# Requirements:
In the housing finance article, how many additional foreclosed homes are expected to come to market within the next 12 months?

# Source excerpt:
By Mark P. Dangelo
http://www.mortgagebankers.org/tools/FullStory.aspx?ArticleId=30420#full
For the last five years, the idea of any form of private
securitization has been met with scorn by bankers and investors. Whereas, there are many historical reasons to
accept the dogma that securitization outside explicit government guarantees are
too risky, this misconception continues to haunt and drag on the much
anticipated bottoming and recovery process of the housing market. With an additional 1 to 1.5 million
foreclosed homes coming to market within the next 12 months, more than any
other year since 2009, the availability of non-portfolio capital for conforming
and jumbo loans will be critical to emptying the housing hangover bucket. Even with record low rates, the markets are still
a hollow shell of their former glory.
How precisely should capital be added to the financial
housing supply chain? To guarantee any
sustainable and meaningful housing recovery, after declining 75% from its peak,
the infusion of private money with knowledgeable investors must be the cure and
not the 5% . As Congress finally finds its
post-election year nerve to tackle the final disposition of the over $150
billion conservatorship of the GSE’s, it is time to examine the explicit linkages
that made housing finance work and fail, while preparing new, transparent
investment supply chains which are adaptable for future markets and homeowners.
The “originate and forget” models are long dead—long live
the “originate and invest” models! Funny
thing, while everyone is concentrating on why the prior models failed and even
now who to blame, very few are gaining sufficient traction to project the
impacts and needs outside of localized market analysis and the availability of
credit to disadvantaged borrowers. Yet,
without a proper framing of the macro markets and investment opportunities,
including secondary offerings and trading, a design for a local market may
serve as the catalyst to a new series of funding debacles analogous to those
taking place in the EU member countries.
Indeed, real estate and housing is local, but investing is now solidly global.
Crafting and Defining the Strategies
Historically, the linkages between housing and housing
finance were waterfall in nature—with home lending falling into the buckets of
securitizations or MBS’s positioned neatly downstream from the originating loan. Enabled by monetary and fiscal policies,
market rates and risk perceptions propelled banking portfolios’ of home assets
to decline from around 50% in the mid-1990’s to near zero by 2006. Six years later, the GSE’s who as the crisis
hit, had a market share of around 40% of securitizations in 2007, they now
dominate over 90% of the secondary markets and debt instruments nearly all of
which is guaranteed. The price tag to
date has been great and the taxpayer risks continue to pile on as the
government uses them to facilitate workouts and buybacks.

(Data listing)
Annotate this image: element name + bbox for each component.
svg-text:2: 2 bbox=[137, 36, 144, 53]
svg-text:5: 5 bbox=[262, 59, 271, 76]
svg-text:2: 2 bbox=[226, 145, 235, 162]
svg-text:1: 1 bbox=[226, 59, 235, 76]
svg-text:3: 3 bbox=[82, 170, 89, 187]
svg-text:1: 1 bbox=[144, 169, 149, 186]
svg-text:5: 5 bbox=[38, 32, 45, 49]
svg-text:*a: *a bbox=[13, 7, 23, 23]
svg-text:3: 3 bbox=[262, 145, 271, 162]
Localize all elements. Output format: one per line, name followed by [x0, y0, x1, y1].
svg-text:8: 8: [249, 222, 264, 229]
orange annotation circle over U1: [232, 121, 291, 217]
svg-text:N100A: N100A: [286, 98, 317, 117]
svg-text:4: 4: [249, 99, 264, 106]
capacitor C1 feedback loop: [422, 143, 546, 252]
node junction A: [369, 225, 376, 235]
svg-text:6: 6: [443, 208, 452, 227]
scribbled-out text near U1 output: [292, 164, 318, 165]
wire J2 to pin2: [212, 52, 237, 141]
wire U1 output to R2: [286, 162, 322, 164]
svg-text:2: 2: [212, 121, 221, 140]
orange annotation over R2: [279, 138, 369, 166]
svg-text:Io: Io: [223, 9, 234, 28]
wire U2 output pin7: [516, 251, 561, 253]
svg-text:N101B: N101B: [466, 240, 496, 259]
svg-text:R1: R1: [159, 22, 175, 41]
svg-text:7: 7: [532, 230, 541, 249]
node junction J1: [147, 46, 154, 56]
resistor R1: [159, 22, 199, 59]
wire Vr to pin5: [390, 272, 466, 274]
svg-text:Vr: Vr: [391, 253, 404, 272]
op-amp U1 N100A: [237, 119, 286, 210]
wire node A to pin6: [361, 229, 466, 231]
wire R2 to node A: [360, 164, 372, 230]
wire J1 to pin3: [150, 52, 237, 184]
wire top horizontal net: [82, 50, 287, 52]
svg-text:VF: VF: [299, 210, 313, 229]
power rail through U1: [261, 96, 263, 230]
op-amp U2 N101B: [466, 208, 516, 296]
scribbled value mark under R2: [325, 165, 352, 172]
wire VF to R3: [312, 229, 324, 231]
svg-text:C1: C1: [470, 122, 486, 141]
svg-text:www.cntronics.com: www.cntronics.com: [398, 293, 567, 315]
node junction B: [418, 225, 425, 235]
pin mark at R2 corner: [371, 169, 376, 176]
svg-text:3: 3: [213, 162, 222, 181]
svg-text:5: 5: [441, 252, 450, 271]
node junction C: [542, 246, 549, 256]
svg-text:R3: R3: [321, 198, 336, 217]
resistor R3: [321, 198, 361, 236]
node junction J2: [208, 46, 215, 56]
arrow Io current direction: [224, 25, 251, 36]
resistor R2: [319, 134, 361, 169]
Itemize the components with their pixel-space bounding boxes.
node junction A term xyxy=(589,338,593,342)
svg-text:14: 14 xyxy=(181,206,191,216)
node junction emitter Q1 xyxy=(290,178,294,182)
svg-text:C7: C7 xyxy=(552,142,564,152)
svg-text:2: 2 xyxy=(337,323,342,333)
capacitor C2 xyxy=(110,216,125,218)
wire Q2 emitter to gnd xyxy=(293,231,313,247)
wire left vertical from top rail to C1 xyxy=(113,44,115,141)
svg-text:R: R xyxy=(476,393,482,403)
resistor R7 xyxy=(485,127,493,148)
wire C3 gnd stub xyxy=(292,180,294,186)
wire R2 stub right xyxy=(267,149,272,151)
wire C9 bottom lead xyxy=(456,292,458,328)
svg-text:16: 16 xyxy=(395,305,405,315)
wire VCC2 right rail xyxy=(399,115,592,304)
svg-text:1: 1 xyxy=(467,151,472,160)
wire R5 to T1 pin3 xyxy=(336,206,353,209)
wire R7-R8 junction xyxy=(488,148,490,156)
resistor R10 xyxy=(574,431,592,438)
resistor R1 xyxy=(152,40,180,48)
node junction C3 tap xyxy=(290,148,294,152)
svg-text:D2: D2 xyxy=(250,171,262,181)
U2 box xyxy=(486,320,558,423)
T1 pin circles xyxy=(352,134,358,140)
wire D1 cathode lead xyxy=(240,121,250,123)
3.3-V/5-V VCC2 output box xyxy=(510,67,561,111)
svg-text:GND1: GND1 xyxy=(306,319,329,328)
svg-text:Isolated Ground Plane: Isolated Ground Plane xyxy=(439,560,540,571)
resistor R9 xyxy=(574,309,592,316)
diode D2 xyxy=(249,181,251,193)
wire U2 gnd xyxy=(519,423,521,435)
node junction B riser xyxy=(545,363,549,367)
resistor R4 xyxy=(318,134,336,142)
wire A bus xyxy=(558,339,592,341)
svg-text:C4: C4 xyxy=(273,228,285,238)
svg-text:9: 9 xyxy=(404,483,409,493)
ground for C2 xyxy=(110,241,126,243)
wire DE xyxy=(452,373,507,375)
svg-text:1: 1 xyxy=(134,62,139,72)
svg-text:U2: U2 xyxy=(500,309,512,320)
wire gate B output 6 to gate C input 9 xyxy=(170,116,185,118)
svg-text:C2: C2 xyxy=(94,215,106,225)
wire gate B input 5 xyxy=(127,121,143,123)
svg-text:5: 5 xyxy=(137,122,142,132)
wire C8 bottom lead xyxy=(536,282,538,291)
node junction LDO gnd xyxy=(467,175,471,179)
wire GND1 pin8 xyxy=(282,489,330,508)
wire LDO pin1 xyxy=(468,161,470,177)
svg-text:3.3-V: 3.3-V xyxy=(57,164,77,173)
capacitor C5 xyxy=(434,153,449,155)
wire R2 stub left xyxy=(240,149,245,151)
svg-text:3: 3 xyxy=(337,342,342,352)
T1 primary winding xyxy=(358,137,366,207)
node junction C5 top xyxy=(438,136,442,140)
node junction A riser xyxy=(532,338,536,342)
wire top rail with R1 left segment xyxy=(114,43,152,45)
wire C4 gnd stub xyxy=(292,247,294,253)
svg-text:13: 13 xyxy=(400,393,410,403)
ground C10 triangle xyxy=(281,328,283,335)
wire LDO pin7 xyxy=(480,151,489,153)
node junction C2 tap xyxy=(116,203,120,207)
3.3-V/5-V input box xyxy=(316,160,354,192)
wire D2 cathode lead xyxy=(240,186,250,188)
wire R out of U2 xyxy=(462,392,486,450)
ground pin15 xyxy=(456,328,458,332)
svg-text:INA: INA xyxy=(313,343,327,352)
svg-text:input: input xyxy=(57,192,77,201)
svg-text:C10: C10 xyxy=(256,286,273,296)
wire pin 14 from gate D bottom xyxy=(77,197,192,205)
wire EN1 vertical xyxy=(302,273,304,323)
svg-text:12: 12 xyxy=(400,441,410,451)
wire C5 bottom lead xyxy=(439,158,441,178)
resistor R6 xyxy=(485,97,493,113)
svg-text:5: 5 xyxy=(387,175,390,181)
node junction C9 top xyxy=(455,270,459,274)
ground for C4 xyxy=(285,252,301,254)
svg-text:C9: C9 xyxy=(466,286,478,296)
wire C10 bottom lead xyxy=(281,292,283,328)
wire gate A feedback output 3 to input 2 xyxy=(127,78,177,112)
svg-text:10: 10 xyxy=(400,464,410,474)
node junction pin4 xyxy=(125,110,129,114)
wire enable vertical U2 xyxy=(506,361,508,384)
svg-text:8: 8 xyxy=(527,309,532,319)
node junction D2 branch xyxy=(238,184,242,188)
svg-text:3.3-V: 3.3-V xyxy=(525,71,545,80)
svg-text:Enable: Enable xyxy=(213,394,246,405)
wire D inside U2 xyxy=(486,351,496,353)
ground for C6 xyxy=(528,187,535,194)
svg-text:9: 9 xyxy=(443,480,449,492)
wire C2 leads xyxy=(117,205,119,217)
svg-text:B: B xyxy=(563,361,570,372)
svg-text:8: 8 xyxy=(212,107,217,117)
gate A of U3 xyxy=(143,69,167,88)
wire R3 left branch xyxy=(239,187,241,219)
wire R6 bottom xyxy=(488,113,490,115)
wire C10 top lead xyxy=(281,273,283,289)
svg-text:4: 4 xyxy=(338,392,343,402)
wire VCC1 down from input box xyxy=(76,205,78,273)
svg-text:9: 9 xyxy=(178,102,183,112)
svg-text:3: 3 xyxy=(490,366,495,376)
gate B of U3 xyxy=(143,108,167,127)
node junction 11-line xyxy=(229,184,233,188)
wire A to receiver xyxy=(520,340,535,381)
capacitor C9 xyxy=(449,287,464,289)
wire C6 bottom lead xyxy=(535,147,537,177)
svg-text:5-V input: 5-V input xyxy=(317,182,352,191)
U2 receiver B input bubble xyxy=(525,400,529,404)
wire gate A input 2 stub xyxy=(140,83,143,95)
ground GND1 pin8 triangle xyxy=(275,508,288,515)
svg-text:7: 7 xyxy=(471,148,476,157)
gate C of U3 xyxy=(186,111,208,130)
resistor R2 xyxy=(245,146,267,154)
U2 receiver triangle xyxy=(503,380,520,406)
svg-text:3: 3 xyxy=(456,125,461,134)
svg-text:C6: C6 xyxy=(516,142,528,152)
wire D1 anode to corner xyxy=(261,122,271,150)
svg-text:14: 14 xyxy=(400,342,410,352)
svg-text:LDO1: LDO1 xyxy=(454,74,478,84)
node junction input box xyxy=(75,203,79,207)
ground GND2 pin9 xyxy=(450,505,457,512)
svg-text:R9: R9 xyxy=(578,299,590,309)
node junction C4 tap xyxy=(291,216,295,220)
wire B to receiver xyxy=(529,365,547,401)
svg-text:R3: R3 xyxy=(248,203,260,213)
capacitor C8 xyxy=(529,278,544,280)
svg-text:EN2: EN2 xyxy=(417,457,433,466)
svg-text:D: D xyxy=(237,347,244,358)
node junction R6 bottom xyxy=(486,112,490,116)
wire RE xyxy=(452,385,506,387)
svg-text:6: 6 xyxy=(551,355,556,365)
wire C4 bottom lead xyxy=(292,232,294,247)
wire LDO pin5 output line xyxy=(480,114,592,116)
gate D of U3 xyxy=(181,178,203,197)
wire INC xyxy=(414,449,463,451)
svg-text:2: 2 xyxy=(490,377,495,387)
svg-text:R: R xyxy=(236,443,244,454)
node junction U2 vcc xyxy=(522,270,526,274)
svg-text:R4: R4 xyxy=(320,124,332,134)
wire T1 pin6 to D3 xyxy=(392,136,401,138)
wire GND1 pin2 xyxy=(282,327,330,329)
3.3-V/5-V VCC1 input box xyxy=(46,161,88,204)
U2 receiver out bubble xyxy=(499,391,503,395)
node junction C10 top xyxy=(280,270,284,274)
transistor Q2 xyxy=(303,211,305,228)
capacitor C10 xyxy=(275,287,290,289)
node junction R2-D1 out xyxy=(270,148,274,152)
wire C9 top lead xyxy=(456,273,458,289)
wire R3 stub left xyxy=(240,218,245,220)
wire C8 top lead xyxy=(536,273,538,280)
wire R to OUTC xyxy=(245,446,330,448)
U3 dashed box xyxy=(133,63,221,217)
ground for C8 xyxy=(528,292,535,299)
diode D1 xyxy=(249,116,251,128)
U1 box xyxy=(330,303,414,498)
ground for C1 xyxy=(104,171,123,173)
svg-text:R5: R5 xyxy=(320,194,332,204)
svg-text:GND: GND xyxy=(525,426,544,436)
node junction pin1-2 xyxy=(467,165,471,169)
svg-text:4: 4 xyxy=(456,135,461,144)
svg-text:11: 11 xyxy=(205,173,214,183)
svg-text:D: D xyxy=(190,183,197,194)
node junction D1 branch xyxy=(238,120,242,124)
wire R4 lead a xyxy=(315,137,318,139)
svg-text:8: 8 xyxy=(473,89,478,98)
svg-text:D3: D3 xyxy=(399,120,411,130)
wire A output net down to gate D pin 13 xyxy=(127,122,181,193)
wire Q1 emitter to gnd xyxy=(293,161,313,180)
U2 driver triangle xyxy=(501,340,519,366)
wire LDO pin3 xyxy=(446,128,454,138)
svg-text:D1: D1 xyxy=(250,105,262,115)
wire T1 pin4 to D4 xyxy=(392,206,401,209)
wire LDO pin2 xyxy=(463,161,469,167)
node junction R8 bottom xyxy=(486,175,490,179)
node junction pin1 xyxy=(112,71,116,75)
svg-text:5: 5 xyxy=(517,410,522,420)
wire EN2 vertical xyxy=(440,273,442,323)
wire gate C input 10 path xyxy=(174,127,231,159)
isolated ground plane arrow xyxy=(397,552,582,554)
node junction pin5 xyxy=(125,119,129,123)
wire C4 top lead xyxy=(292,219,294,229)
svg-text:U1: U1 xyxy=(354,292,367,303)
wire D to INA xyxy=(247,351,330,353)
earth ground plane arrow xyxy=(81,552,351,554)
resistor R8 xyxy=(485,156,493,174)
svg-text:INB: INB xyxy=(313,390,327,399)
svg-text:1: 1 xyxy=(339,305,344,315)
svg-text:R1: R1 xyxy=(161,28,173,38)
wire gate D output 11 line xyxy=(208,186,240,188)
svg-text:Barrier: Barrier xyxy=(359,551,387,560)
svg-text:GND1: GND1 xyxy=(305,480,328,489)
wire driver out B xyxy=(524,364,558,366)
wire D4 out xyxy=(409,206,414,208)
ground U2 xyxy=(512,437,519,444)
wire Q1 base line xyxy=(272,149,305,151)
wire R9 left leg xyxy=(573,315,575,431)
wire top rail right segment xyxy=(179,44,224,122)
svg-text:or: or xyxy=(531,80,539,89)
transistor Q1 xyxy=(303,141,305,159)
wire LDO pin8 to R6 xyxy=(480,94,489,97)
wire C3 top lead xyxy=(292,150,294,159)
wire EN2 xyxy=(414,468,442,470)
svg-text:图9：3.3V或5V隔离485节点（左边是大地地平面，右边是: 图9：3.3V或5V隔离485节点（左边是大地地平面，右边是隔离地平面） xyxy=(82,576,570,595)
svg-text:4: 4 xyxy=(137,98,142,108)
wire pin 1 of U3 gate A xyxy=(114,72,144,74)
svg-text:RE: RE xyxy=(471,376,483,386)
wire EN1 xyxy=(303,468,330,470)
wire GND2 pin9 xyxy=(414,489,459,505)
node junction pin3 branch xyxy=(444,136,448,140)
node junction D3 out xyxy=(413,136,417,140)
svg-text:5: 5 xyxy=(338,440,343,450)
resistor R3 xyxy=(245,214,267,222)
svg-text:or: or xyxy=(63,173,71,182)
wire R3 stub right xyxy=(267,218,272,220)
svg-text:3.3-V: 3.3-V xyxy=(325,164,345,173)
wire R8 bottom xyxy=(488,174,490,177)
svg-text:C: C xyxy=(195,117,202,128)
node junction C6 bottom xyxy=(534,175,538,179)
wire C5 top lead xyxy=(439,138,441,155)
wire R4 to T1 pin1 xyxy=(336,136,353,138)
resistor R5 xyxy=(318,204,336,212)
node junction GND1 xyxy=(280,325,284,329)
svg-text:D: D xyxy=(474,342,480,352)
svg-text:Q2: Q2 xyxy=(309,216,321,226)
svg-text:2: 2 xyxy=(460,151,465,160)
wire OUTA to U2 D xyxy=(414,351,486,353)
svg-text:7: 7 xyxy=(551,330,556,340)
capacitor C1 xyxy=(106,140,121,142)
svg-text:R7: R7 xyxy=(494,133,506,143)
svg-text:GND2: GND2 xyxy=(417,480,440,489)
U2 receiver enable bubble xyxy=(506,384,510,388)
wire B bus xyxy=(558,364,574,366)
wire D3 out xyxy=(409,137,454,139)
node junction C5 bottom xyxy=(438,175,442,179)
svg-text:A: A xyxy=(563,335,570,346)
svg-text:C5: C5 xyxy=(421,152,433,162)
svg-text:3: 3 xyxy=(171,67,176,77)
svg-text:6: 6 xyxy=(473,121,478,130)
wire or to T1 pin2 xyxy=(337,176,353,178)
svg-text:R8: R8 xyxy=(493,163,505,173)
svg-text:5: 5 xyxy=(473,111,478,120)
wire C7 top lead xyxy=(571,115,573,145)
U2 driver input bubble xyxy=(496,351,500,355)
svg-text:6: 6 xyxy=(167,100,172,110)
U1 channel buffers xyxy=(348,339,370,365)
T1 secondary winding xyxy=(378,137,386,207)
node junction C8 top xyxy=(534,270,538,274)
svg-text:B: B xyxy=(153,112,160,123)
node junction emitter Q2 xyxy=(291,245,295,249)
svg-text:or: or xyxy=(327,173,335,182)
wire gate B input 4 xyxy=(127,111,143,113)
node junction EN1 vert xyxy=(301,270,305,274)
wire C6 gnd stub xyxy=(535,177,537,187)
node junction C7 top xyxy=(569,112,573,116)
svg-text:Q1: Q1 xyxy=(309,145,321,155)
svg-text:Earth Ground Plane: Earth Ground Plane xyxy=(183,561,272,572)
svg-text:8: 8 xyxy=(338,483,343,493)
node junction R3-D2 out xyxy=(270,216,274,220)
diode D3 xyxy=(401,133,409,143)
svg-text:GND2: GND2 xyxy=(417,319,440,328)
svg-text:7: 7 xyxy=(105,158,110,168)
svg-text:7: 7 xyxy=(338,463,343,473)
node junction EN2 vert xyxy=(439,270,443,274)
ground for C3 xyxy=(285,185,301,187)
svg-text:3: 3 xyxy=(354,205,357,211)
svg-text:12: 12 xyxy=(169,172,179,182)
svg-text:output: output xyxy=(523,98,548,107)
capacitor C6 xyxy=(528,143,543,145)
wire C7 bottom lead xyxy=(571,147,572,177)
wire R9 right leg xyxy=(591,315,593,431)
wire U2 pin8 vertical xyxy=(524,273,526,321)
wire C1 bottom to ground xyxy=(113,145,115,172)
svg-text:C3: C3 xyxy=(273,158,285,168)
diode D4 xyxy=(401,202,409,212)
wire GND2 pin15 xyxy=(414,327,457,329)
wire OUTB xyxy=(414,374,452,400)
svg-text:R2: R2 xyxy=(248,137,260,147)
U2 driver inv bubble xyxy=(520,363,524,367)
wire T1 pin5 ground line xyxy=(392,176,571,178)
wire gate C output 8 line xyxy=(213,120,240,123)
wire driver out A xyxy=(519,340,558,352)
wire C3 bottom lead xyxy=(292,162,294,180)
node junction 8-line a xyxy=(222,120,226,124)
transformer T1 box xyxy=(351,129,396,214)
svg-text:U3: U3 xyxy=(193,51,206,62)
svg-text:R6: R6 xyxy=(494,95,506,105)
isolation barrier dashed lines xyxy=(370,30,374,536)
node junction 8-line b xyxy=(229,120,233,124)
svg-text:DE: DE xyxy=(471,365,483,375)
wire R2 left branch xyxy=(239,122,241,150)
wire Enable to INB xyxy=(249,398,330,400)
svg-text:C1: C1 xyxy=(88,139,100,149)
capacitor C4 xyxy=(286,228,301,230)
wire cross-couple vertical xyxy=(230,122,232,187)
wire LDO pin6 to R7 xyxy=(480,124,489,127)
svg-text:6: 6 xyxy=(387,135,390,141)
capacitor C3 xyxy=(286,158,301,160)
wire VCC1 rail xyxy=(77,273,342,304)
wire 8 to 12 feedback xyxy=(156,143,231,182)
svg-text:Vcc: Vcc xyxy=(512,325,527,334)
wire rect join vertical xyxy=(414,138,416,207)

# Exercise output:
An additional 1 to 1.5 million foreclosed homes.